_What you have to do_. Pull out each line of the data that includes the word "window".

_Available records_.
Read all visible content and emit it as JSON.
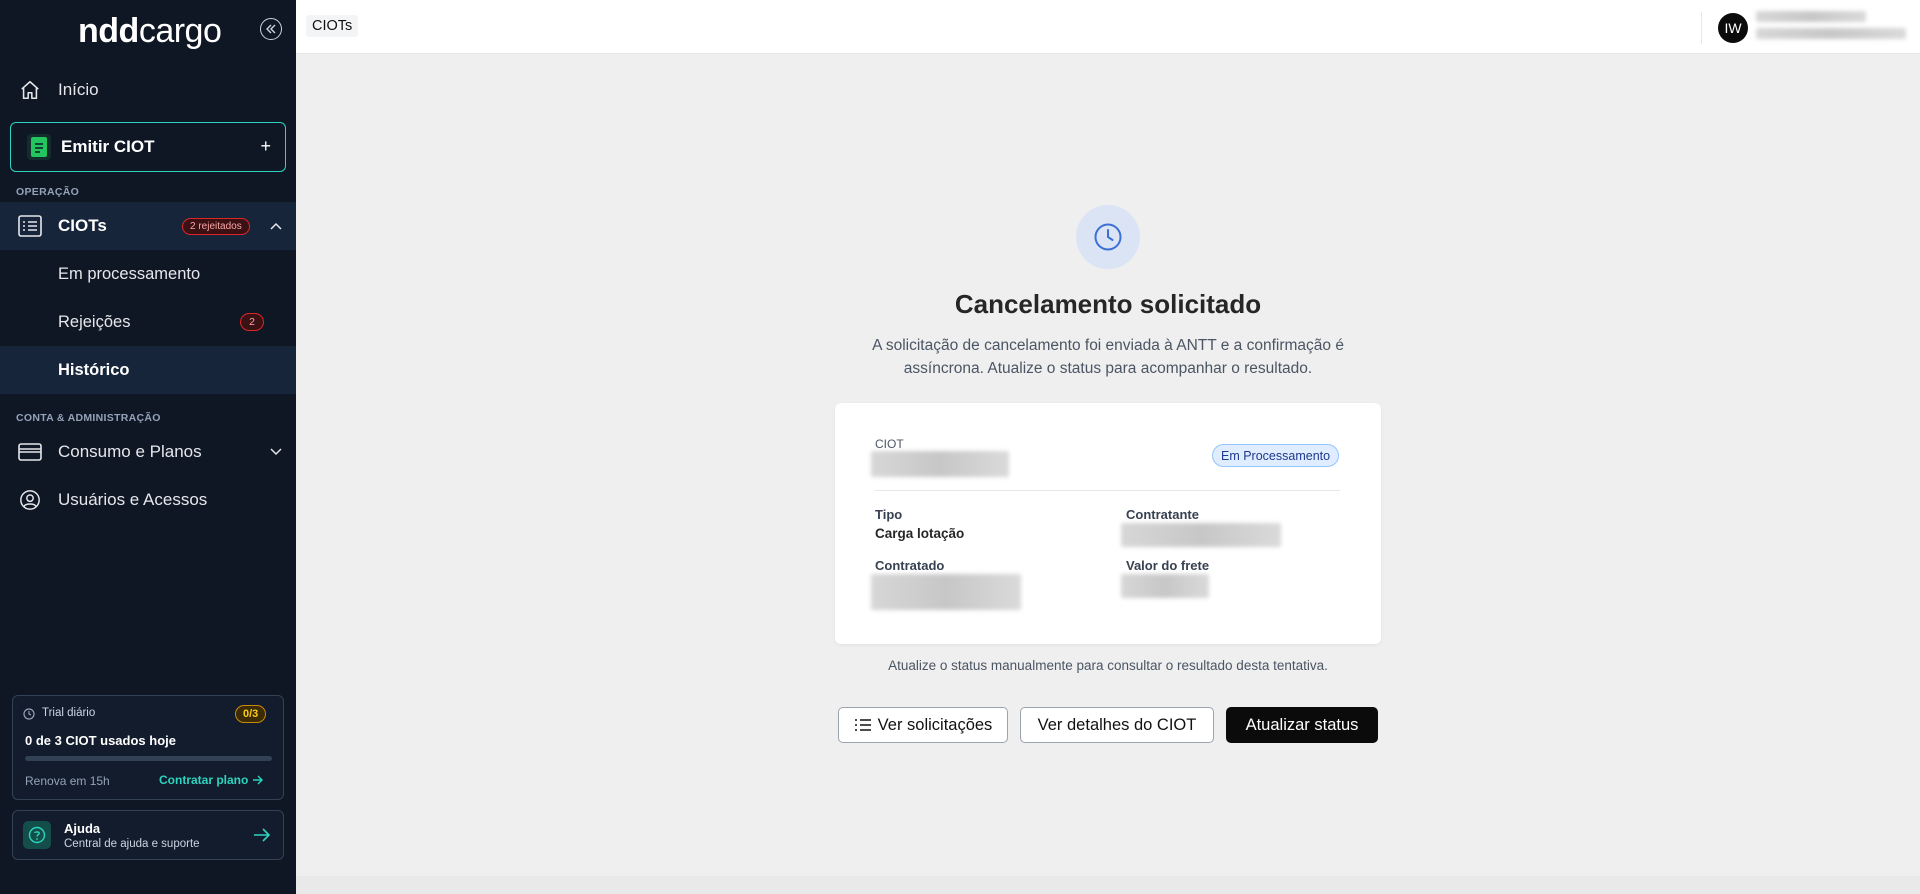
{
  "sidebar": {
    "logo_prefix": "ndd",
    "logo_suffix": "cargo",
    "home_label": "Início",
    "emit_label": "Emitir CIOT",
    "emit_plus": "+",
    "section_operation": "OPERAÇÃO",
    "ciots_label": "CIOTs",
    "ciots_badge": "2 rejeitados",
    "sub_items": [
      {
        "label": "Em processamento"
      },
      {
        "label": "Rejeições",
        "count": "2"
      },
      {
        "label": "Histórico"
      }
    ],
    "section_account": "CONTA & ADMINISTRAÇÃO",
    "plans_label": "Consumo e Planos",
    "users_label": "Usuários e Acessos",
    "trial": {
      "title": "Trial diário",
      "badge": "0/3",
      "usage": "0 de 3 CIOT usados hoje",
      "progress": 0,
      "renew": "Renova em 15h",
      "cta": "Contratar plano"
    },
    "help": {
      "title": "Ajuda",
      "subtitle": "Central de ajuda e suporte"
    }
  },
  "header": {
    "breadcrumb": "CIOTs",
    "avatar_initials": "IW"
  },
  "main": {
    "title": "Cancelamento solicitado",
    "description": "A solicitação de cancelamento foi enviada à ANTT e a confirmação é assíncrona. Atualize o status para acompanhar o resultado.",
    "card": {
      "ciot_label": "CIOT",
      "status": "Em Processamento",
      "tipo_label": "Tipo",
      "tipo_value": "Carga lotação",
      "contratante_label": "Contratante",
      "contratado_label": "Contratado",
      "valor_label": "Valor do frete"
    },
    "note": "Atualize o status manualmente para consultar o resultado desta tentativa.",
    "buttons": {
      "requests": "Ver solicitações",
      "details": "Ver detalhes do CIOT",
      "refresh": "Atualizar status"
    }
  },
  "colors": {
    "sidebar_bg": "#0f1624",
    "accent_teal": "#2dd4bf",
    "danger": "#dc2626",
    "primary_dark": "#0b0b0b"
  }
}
---
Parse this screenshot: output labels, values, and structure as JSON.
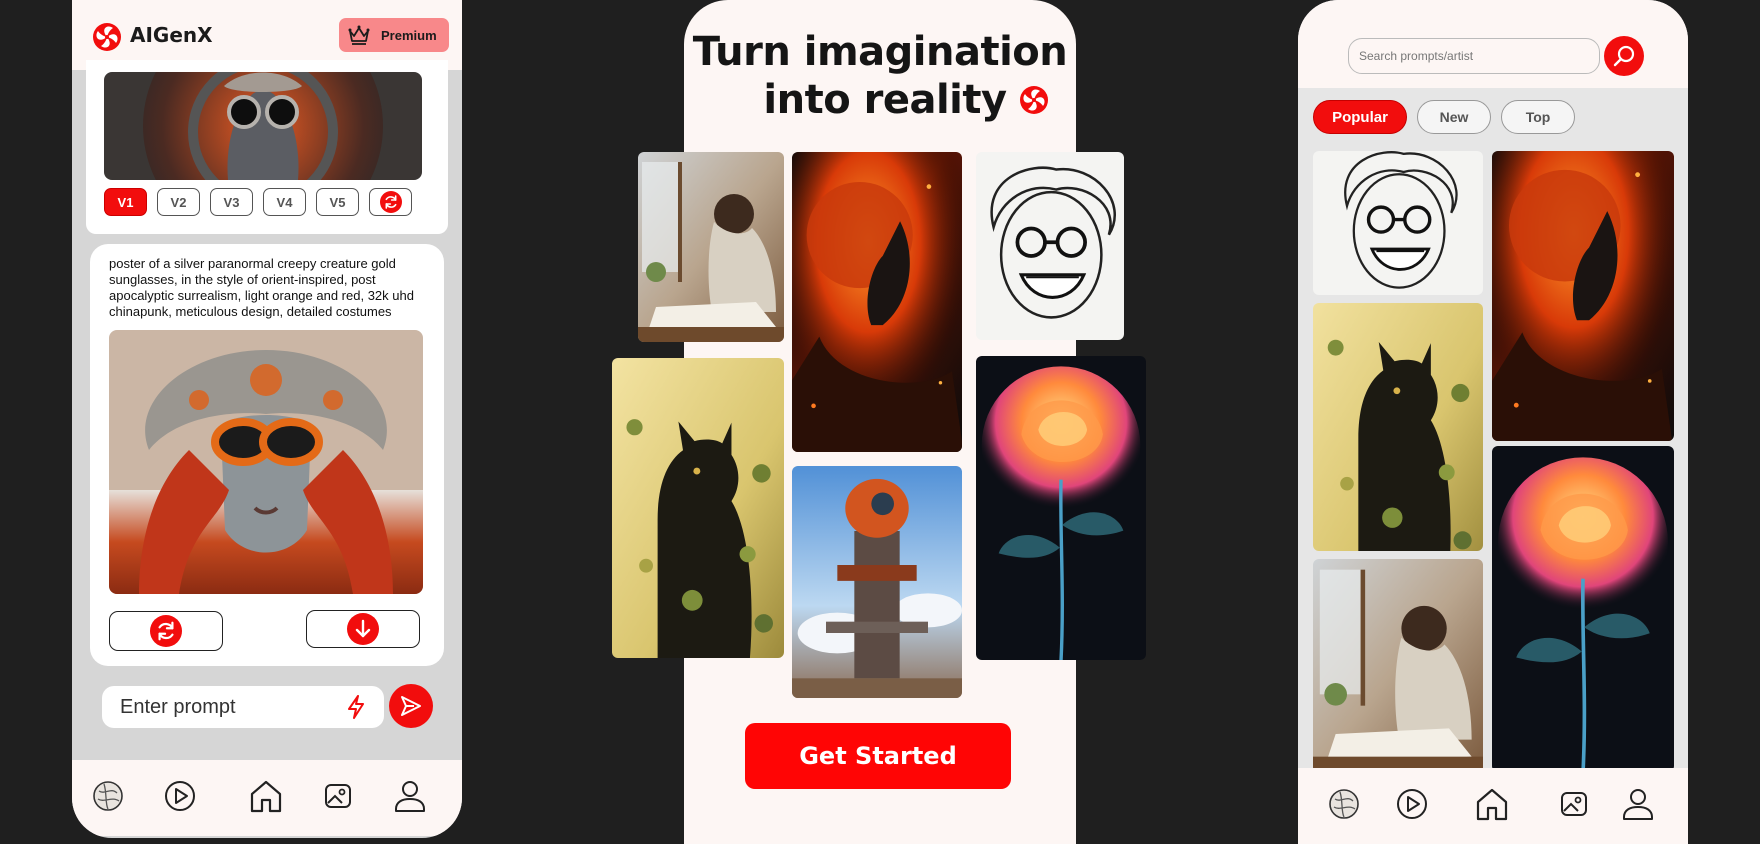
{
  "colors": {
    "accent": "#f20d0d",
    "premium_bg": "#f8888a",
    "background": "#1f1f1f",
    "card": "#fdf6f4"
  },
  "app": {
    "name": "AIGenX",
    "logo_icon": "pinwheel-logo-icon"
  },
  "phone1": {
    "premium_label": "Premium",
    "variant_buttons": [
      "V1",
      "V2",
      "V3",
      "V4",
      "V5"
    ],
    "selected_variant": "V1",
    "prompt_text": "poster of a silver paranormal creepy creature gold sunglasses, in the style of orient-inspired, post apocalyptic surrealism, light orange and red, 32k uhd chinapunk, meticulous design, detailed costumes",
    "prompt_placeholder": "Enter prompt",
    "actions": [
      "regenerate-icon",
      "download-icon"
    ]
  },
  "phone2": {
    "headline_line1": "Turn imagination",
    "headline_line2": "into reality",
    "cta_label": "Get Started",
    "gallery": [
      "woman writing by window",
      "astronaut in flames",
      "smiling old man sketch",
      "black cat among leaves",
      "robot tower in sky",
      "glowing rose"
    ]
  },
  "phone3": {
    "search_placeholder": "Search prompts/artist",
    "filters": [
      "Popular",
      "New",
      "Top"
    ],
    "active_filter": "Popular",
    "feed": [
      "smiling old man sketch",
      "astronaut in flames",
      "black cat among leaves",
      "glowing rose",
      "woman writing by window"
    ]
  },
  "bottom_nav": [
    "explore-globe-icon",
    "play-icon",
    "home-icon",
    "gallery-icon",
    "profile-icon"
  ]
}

_Final answer_.
      "woman writing by window",
      "woman writing by window"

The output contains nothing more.